-- begin Data to use --

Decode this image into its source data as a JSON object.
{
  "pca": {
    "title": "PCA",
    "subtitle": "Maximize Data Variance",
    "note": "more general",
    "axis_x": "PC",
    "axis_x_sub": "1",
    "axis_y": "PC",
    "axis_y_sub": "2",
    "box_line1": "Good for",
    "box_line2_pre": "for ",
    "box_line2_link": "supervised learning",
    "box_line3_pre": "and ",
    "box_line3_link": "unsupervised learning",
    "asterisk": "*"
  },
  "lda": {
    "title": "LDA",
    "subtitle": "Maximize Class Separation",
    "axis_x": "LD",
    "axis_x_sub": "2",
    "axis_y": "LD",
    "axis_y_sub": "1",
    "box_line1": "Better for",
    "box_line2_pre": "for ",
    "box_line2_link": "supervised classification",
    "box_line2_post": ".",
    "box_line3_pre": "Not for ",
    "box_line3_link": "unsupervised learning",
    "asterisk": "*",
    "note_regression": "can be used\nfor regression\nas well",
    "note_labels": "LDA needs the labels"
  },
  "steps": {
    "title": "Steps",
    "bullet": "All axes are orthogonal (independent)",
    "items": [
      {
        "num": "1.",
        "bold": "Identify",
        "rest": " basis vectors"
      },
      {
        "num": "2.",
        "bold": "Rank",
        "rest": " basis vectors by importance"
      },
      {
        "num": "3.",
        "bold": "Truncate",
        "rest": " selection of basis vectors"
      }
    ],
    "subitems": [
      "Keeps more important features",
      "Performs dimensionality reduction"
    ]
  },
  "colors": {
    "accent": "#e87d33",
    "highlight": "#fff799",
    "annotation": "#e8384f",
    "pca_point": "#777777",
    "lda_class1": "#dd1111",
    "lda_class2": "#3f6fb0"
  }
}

-- end Data to use --

_Request_
Set out the complete listing exactly as shown.

_The answer_
Decode this image into its source data as a JSON object.
{
  "pca": {
    "title": "PCA",
    "subtitle": "Maximize Data Variance",
    "note": "more general",
    "axis_x": "PC",
    "axis_x_sub": "1",
    "axis_y": "PC",
    "axis_y_sub": "2",
    "box_line1": "Good for",
    "box_line2_pre": "for ",
    "box_line2_link": "supervised learning",
    "box_line3_pre": "and ",
    "box_line3_link": "unsupervised learning",
    "asterisk": "*"
  },
  "lda": {
    "title": "LDA",
    "subtitle": "Maximize Class Separation",
    "axis_x": "LD",
    "axis_x_sub": "2",
    "axis_y": "LD",
    "axis_y_sub": "1",
    "box_line1": "Better for",
    "box_line2_pre": "for ",
    "box_line2_link": "supervised classification",
    "box_line2_post": ".",
    "box_line3_pre": "Not for ",
    "box_line3_link": "unsupervised learning",
    "asterisk": "*",
    "note_regression": "can be used\nfor regression\nas well",
    "note_labels": "LDA needs the labels"
  },
  "steps": {
    "title": "Steps",
    "bullet": "All axes are orthogonal (independent)",
    "items": [
      {
        "num": "1.",
        "bold": "Identify",
        "rest": " basis vectors"
      },
      {
        "num": "2.",
        "bold": "Rank",
        "rest": " basis vectors by importance"
      },
      {
        "num": "3.",
        "bold": "Truncate",
        "rest": " selection of basis vectors"
      }
    ],
    "subitems": [
      "Keeps more important features",
      "Performs dimensionality reduction"
    ]
  },
  "colors": {
    "accent": "#e87d33",
    "highlight": "#fff799",
    "annotation": "#e8384f",
    "pca_point": "#777777",
    "lda_class1": "#dd1111",
    "lda_class2": "#3f6fb0"
  }
}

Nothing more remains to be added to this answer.